» Given instruction: Retype the records below exactly as they appear, but leave out any pictures.

» Collection entries:
- - -
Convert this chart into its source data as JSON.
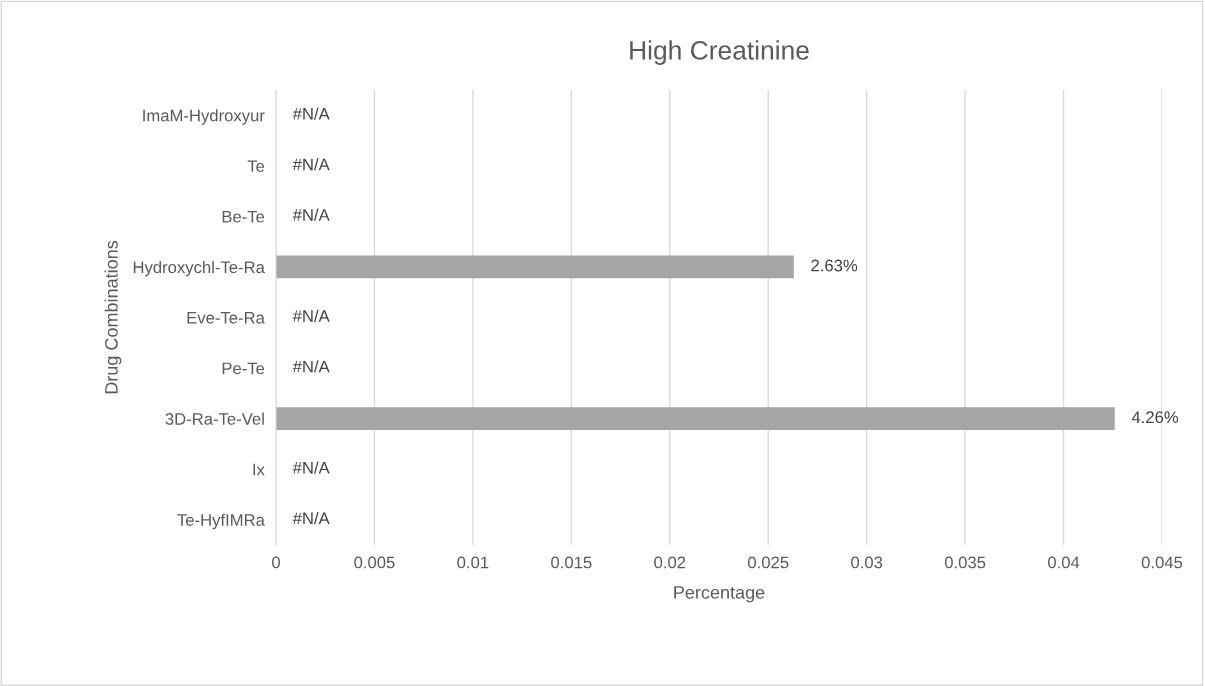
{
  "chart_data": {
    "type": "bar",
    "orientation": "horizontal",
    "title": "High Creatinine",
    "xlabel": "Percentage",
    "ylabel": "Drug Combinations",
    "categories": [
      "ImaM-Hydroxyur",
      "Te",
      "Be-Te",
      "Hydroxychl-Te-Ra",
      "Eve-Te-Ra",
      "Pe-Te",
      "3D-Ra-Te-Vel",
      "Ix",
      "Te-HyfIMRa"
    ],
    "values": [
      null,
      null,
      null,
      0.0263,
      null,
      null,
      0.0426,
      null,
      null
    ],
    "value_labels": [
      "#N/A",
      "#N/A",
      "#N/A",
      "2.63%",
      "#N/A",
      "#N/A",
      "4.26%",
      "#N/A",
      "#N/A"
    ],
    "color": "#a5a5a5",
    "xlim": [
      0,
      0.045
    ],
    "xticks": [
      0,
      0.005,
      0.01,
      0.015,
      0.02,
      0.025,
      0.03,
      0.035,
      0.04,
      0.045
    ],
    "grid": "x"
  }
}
- - -
» Correct response:
Convert this chart into its source data as JSON.
{
  "chart_data": {
    "type": "bar",
    "orientation": "horizontal",
    "title": "High Creatinine",
    "xlabel": "Percentage",
    "ylabel": "Drug Combinations",
    "categories": [
      "ImaM-Hydroxyur",
      "Te",
      "Be-Te",
      "Hydroxychl-Te-Ra",
      "Eve-Te-Ra",
      "Pe-Te",
      "3D-Ra-Te-Vel",
      "Ix",
      "Te-HyfIMRa"
    ],
    "values": [
      null,
      null,
      null,
      0.0263,
      null,
      null,
      0.0426,
      null,
      null
    ],
    "value_labels": [
      "#N/A",
      "#N/A",
      "#N/A",
      "2.63%",
      "#N/A",
      "#N/A",
      "4.26%",
      "#N/A",
      "#N/A"
    ],
    "color": "#a5a5a5",
    "xlim": [
      0,
      0.045
    ],
    "xticks": [
      0,
      0.005,
      0.01,
      0.015,
      0.02,
      0.025,
      0.03,
      0.035,
      0.04,
      0.045
    ],
    "grid": "x"
  }
}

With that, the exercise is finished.